---------- Supplied records
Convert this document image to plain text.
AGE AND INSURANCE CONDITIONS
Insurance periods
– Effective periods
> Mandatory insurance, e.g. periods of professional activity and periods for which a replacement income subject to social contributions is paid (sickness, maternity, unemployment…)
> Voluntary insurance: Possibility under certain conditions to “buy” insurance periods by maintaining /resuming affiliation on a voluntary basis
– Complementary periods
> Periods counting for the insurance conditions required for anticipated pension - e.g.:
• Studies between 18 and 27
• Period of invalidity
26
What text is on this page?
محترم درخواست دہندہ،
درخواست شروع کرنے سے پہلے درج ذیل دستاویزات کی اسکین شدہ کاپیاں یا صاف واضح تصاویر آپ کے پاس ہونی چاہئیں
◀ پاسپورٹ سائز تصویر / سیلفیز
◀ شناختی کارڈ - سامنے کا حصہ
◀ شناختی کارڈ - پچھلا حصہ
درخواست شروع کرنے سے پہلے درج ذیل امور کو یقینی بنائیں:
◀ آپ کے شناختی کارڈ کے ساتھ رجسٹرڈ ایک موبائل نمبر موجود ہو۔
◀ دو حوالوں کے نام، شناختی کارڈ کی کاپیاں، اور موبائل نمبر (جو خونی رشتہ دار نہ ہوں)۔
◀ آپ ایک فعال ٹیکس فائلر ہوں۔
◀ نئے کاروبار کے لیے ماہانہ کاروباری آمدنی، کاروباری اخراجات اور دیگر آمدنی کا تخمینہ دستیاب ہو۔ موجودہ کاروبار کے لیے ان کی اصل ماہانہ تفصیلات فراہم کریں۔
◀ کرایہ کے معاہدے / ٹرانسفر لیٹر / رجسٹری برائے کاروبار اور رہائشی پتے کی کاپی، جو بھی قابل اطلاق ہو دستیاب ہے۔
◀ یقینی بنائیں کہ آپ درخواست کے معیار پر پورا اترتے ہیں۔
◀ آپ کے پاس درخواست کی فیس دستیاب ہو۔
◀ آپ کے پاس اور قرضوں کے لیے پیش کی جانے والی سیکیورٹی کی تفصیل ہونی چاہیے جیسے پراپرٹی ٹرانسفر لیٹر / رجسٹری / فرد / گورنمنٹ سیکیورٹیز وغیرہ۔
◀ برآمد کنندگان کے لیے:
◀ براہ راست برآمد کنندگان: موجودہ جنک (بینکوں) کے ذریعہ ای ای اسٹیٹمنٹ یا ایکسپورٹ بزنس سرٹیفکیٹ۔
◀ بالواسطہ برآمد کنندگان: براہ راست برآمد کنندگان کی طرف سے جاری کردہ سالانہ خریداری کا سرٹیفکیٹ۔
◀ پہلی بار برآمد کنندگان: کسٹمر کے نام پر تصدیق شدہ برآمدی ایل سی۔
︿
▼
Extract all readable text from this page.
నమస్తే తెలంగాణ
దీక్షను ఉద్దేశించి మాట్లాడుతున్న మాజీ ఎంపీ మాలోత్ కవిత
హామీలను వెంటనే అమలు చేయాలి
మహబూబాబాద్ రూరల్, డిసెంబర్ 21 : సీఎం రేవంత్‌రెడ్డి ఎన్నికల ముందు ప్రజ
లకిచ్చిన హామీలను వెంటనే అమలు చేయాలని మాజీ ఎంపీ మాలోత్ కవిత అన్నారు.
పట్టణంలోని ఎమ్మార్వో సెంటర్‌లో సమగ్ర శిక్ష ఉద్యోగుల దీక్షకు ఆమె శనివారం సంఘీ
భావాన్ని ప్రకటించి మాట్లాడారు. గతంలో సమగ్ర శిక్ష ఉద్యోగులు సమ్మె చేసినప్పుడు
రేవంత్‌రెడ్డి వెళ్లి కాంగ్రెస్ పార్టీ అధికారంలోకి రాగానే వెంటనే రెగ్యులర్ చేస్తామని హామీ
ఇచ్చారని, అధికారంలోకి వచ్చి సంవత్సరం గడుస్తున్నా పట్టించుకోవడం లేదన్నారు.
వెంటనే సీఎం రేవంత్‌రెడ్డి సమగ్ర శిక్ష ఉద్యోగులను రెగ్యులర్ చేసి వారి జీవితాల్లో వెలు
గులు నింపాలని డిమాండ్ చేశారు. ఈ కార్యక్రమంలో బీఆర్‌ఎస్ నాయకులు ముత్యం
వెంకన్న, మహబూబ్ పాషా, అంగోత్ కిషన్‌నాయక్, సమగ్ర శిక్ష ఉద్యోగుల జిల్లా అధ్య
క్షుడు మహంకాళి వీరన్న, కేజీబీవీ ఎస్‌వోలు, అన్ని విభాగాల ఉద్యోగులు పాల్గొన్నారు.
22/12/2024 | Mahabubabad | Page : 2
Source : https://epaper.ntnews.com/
--------------------
Search the lines for the string "برآمد" and copy every line that has it.

### [Output for this task]
◀ برآمد کنندگان کے لیے:
◀ براہ راست برآمد کنندگان: موجودہ جنک (بینکوں) کے ذریعہ ای ای اسٹیٹمنٹ یا ایکسپورٹ بزنس سرٹیفکیٹ۔
◀ بالواسطہ برآمد کنندگان: براہ راست برآمد کنندگان کی طرف سے جاری کردہ سالانہ خریداری کا سرٹیفکیٹ۔
◀ پہلی بار برآمد کنندگان: کسٹمر کے نام پر تصدیق شدہ برآمدی ایل سی۔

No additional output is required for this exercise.